▸ **Page text**

** begin **

JUDY WOODRUFF: And now we
turn to the political analysis
of Shields and Brooks.
That is syndicated columnist
Mark Shields and New York
Times columnist David Brooks.
Hello to both of you.
Let's start with our
lead story tonight.
And that is the whistle-blower
from the intelligence community.
The word gets out -- or this
person is alleging that he that
the president, in a conversation
with -- now we think it's the
president of Ukraine, urged
the president of Ukraine, Mark,
to investigate Joe Biden's son.
And we have a -- there's still
no -- the president denies it,
and others do, but now we have
several news outlets
backing up the story.
And I was just handed --
and you have seen it --
a statement by Joe Biden.
He says: "If these reports are
true, there's truly no bottom
to President Trump's willingness
to abuse his power
and abuse our country.
This behavior is particularly
abhorrent because it
exploits the foreign
policy of our country
and undermines our
national security for
political purposes."
How seriously should we be
taking these allegations?
MARK SHIELDS: I think
they're enormously serious.
And the fact that The Wall
Street Journal is leading
this story, along with The New
York Times and The Washington
Post, but this is not false or
fake news or anything of the
sort.
It's not a political
vendetta of any sort.
And this is quite beyond a
Playboy model or a frat party at
an Ivy League school or anything
of the sort.
This is really serious.
This is totally exploiting
the national security,
putting at risk the
national security of the
United States for narrow
political, personal
interests, if, in fact,
the reports are true.
And I guess the most
disturbing thing to me,
Judy, was the president
accused the whistle-blower,
who, at enormous risk, and
it required considerable
courage, of being an
extreme partisan, which
means, A, that somebody
in the White House knows
who the whistle-blower is.

** end **

▸ **Material**
** begin **

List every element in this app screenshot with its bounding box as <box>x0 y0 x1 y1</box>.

** end **

▸ **Exercise requirements**
Carry on the Shields and Brooks transcript on the whistle-blower, starting right after its last sentence.

▸ **Exercise output**
This is mafia-like threats.
We know who you are.
And they have investigated
his political affiliation or
her political affiliation.
I mean, so, I think
it's enormously grave.
JUDY WOODRUFF: And, in fact,
the president - - David, the
president was saying today to
the television cameras that
people in the White House
were making fun of all this.
Are we looking at something
where it's going to
be a he said/he said
situation going forward?
DAVID BROOKS: Well, presumably,
the call was listened to
by others and recorded.
So, I'm not sure it was
recorded, but it was
certainly listened to.
These calls are not -- it's
not just a one-on-one call.
There's people on the line.
You know, I think
it is pretty grave.
Most presidents go into the
White House thinking, I'm here
to serve the office, I'm here to
serve America.
Donald Trump is using America
to serve him and American
foreign policy to serve him.
And most presidents go into
the office thinking that the
phrase my fellow Americans means
something and that we have
greater loyalty to our fellow
Americans than we do the people
in outside countries.
And he's basically using
another country to be oppo
research on his fellow American.
And I think this rises
to more a level -- I'm
not sure this really is
foundationally changing,
but it rises to a different
revel, if there's a connection
between the foreign aid and the
promise.
JUDY WOODRUFF: Right.
DAVID BROOKS: That really
is using -- suborning
U.S. government money
for your own private
gain.
And that's clearly
corruption of a high order.
JUDY WOODRUFF: And, as
both of you are saying,
Mark, we don't know for a
fact that this happened.
But the evidence is
now building, the
reporting is building.
And there are two strands.
It is urging the leader of
another country to get involved
in a political campaign, but
then the quid pro
quo, potentially.
MARK SHIELDS: No, exactly, Judy.
To say, look, be in touch with
my Dr. Dirt, my oppo research
guy, who once was America's
mayor and is now
doing smear jobs.
JUDY WOODRUFF: Rudy Giuliani.
MARK SHIELDS: Rudy Giuliani.
How the mighty have fallen to
that point where he's an errand
boy to be a hit man on political
opponents.
No, David put it very well.
I mean, this is a total, total
corruption of the -- if it's
valid and if it's accurate
- - and I think that the news
reports are done very soberly,
quite honestly, because they
take their position --
their mission seriously.
If it's true, Judy,
then I don't see how the
Democrats can back off on
impeachment investigation.
JUDY WOODRUFF: And I want to
ask you about that because
this week, David, as both of
you have pointed
out, the president's
lawyers were in court.
They were arguing against a
New York lawsuit, an attempt to
get the president's tax returns
to be turned over,
to be made public.
And the president's lawyers are
saying you can't investigate a
president while he's sitting
in office.
What we're learning today in
these reports about Ukraine
raise questions about that.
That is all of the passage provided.